> [WHAT THE TASK REQUIRES]: Copy the lines of the records below exactly, starting at the line that contains "stat-label: de la" and ending at the line that contains "bar: [38, 239, 484, 266]", with both of those lines included. Leave out every other line.

Layout records
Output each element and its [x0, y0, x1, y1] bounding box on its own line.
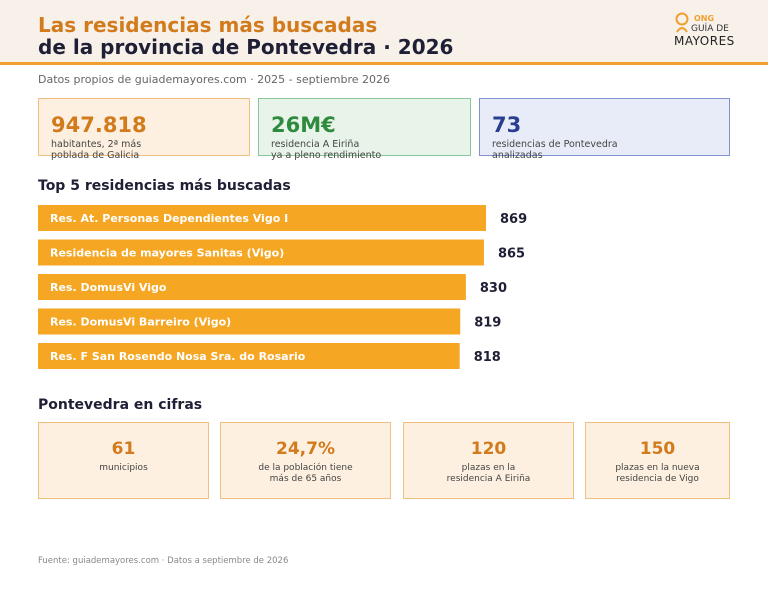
stat-label: de la población tiene más de 65 años: [225, 463, 386, 485]
cifras-title: Pontevedra en cifras: [38, 397, 203, 413]
stat-value: 61: [111, 439, 136, 459]
stat-card-plazas-vigo: 150 plazas en la nueva residencia de Vig…: [585, 422, 730, 499]
bar-category-label: Res. DomusVi Barreiro (Vigo): [50, 316, 231, 329]
bar: [38, 239, 484, 266]
subtitle: Datos propios de guiademayores.com · 202…: [38, 73, 390, 86]
kpi-label-line: residencias de Pontevedra: [492, 139, 618, 150]
bar: [38, 205, 486, 231]
stat-label-line: municipios: [99, 463, 148, 473]
stat-label-line: plazas en la nueva: [615, 463, 700, 473]
stat-value: 24,7%: [276, 439, 335, 459]
stat-label-line: más de 65 años: [269, 474, 342, 484]
stat-card-poblacion: 24,7% de la población tiene más de 65 añ…: [220, 422, 391, 499]
kpi-label-line: ya a pleno rendimiento: [271, 150, 382, 161]
footer-source: Fuente: guiademayores.com · Datos a sept…: [38, 556, 289, 566]
kpi-label: residencia A Eiriña ya a pleno rendimien…: [271, 139, 451, 161]
stat-card-municipios: 61 municipios: [38, 422, 209, 499]
logo-mayores-text: MAYORES: [674, 34, 735, 48]
page-title-line1: Las residencias más buscadas: [38, 13, 378, 37]
kpi-label-line: analizadas: [492, 150, 543, 161]
stat-label-line: residencia A Eiriña: [446, 474, 531, 484]
stat-label-line: de la población tiene: [258, 463, 353, 473]
stat-card-plazas-eirina: 120 plazas en la residencia A Eiriña: [403, 422, 574, 499]
kpi-label-line: residencia A Eiriña: [271, 139, 360, 150]
bar-value-label: 818: [474, 350, 501, 365]
bar-category-label: Residencia de mayores Sanitas (Vigo): [50, 247, 284, 260]
bar: [38, 343, 460, 369]
stat-label-line: residencia de Vigo: [616, 474, 699, 484]
stat-value: 150: [639, 439, 676, 459]
bar: [38, 308, 461, 335]
kpi-card-residencias: 73 residencias de Pontevedra analizadas: [479, 98, 730, 161]
bar-value-label: 830: [480, 281, 507, 296]
kpi-label: residencias de Pontevedra analizadas: [492, 139, 672, 161]
logo-ong-text: ONG: [694, 14, 715, 23]
kpi-value: 26M€: [271, 113, 336, 137]
bar-value-label: 865: [498, 247, 525, 262]
guia-de-mayores-logo: ONG GUÍA DE MAYORES: [674, 12, 744, 52]
header-band: Las residencias más buscadas de la provi…: [0, 0, 768, 65]
kpi-card-inversion: 26M€ residencia A Eiriña ya a pleno rend…: [258, 98, 471, 161]
stat-label-line: plazas en la: [461, 463, 516, 473]
kpi-label-line: habitantes, 2ª más: [51, 139, 142, 150]
bar-value-label: 869: [500, 212, 527, 227]
kpi-label-line: poblada de Galicia: [51, 150, 140, 161]
bar-category-label: Res. At. Personas Dependientes Vigo I: [50, 212, 288, 225]
bar-category-label: Res. F San Rosendo Nosa Sra. do Rosario: [50, 350, 306, 363]
logo-person-icon: [675, 12, 689, 33]
top5-title: Top 5 residencias más buscadas: [38, 178, 291, 194]
bar-category-label: Res. DomusVi Vigo: [50, 281, 167, 294]
bar: [38, 274, 466, 300]
kpi-value: 73: [492, 113, 522, 137]
kpi-value: 947.818: [51, 113, 147, 137]
kpi-label: habitantes, 2ª más poblada de Galicia: [51, 139, 231, 161]
bar-value-label: 819: [474, 316, 501, 331]
stat-label: municipios: [43, 463, 204, 474]
kpi-card-habitantes: 947.818 habitantes, 2ª más poblada de Ga…: [38, 98, 250, 161]
stat-value: 120: [470, 439, 507, 459]
stat-label: plazas en la residencia A Eiriña: [408, 463, 569, 485]
stat-label: plazas en la nueva residencia de Vigo: [590, 463, 725, 485]
logo-guia-text: GUÍA DE: [691, 24, 729, 34]
page-title-line2: de la provincia de Pontevedra · 2026: [38, 35, 454, 59]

> [WRITTEN RESPONSE]:
stat-label: de la población tiene más de 65 años: [225, 463, 386, 485]
cifras-title: Pontevedra en cifras: [38, 397, 203, 413]
stat-value: 61: [111, 439, 136, 459]
stat-card-plazas-vigo: 150 plazas en la nueva residencia de Vig…: [585, 422, 730, 499]
bar-category-label: Res. DomusVi Barreiro (Vigo): [50, 316, 231, 329]
bar: [38, 239, 484, 266]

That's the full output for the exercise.